• Available records
● ● ● ●
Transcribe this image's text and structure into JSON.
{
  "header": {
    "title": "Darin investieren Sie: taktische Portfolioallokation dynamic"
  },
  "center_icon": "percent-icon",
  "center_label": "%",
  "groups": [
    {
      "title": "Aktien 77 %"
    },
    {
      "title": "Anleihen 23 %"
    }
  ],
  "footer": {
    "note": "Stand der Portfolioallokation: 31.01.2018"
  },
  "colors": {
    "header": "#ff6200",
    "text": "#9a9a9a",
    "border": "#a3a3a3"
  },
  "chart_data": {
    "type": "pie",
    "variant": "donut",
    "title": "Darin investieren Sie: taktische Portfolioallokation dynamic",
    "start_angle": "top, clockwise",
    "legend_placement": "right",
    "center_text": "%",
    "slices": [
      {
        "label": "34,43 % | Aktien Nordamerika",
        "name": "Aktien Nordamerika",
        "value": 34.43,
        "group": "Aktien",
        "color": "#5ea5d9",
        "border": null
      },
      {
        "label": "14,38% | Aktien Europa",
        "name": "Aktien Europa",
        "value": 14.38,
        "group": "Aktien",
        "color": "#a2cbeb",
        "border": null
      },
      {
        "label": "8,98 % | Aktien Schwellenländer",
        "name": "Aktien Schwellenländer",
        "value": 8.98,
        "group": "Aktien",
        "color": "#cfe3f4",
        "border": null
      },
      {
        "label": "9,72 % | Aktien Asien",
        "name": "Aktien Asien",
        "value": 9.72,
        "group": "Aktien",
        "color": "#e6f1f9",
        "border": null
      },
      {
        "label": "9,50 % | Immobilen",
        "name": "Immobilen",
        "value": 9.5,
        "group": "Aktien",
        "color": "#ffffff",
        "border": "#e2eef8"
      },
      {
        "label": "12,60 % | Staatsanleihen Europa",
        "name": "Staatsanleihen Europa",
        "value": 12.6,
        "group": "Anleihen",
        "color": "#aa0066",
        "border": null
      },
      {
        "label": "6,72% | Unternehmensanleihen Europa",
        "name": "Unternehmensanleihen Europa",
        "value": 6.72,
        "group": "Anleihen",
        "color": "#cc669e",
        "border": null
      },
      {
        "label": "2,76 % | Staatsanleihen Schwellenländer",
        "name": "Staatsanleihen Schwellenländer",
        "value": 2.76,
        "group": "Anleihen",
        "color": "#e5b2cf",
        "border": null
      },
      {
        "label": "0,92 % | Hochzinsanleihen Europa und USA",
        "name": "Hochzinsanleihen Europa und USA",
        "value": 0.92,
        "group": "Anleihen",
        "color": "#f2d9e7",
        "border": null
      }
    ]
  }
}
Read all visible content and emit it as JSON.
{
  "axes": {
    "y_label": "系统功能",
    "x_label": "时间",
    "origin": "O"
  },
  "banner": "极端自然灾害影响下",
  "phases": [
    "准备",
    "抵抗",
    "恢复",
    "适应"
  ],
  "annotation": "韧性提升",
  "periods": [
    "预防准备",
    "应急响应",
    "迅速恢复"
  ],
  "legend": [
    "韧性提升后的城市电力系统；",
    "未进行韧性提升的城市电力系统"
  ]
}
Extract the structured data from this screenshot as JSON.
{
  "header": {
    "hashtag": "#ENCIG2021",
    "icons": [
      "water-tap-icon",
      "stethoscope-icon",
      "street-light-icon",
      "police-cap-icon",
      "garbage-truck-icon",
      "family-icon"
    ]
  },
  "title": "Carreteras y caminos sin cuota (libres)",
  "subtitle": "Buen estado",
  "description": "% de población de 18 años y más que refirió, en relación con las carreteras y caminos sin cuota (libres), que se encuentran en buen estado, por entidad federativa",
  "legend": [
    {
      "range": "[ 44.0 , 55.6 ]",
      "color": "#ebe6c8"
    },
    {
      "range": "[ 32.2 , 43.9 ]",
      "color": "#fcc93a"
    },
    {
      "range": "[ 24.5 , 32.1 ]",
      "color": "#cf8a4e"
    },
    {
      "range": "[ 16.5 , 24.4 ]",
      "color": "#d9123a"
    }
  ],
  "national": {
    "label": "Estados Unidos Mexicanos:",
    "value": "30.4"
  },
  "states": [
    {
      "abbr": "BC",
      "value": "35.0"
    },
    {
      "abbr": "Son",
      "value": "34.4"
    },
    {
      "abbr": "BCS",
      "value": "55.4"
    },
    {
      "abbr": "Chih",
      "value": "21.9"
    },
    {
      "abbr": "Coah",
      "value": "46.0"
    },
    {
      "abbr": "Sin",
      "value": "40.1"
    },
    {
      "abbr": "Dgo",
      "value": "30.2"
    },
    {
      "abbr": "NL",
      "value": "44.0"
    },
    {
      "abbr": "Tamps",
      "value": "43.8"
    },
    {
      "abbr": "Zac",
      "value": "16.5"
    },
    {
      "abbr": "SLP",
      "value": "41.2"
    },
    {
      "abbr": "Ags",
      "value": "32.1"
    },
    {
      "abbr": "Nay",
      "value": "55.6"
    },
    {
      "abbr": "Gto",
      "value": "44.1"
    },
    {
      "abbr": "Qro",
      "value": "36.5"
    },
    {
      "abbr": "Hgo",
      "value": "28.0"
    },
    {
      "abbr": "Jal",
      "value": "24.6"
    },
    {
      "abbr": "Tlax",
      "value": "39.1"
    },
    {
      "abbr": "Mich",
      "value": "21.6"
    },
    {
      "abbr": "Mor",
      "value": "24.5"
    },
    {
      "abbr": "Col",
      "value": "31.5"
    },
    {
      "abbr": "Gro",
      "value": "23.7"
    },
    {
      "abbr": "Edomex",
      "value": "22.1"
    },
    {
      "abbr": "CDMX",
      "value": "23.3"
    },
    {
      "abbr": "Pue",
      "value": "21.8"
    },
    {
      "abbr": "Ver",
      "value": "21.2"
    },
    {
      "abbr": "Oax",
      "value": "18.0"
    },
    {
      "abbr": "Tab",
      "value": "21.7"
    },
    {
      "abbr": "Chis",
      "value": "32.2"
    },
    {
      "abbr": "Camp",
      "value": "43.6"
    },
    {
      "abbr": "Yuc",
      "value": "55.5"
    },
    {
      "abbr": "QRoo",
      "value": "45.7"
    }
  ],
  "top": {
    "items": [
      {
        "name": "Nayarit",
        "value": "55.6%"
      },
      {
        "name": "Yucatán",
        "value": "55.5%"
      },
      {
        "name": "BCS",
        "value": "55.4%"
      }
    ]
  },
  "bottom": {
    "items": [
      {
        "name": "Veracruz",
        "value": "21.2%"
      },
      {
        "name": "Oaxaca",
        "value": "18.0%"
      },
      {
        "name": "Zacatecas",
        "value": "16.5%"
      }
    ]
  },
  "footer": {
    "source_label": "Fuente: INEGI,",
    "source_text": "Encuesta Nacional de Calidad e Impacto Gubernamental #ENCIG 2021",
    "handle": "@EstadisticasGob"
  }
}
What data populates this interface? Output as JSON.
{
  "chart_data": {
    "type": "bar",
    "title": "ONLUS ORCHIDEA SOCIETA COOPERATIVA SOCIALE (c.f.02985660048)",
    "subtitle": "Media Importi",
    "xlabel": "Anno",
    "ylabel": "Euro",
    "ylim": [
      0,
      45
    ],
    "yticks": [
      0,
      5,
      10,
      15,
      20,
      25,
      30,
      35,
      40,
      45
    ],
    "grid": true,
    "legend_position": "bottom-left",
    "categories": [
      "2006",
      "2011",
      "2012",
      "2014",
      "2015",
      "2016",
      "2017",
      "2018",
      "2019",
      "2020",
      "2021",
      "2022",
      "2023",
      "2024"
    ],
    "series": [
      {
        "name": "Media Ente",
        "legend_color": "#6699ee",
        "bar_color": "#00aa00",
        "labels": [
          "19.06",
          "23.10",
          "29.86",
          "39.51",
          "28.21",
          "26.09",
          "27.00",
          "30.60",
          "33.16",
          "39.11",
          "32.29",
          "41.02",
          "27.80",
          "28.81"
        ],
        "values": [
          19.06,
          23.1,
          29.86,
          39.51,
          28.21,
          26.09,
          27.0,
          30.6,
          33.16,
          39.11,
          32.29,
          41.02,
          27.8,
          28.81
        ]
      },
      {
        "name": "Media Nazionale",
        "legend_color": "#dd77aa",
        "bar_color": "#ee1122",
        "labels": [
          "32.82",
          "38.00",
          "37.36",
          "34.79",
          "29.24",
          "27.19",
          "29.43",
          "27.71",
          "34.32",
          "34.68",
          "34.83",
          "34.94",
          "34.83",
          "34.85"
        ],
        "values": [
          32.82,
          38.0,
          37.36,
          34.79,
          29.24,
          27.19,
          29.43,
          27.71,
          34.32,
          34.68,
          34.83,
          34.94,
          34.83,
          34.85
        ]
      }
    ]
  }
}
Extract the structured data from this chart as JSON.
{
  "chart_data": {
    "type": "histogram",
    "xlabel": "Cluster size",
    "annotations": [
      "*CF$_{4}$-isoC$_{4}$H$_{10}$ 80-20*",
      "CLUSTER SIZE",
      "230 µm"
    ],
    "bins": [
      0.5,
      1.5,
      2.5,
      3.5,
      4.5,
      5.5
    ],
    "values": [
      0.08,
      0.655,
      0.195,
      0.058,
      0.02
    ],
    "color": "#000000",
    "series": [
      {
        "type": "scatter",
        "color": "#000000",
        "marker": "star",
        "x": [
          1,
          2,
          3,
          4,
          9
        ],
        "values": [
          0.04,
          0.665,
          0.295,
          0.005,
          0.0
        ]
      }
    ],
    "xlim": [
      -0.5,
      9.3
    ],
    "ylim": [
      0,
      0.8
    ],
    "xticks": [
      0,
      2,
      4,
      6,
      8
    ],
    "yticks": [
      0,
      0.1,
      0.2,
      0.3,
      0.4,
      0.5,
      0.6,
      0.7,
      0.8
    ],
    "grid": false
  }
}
● ● ● ●
• Short exercise
Respond with nothing but the number of lines in the entries that contain the string "subtitle".

• Answer to this exercise
2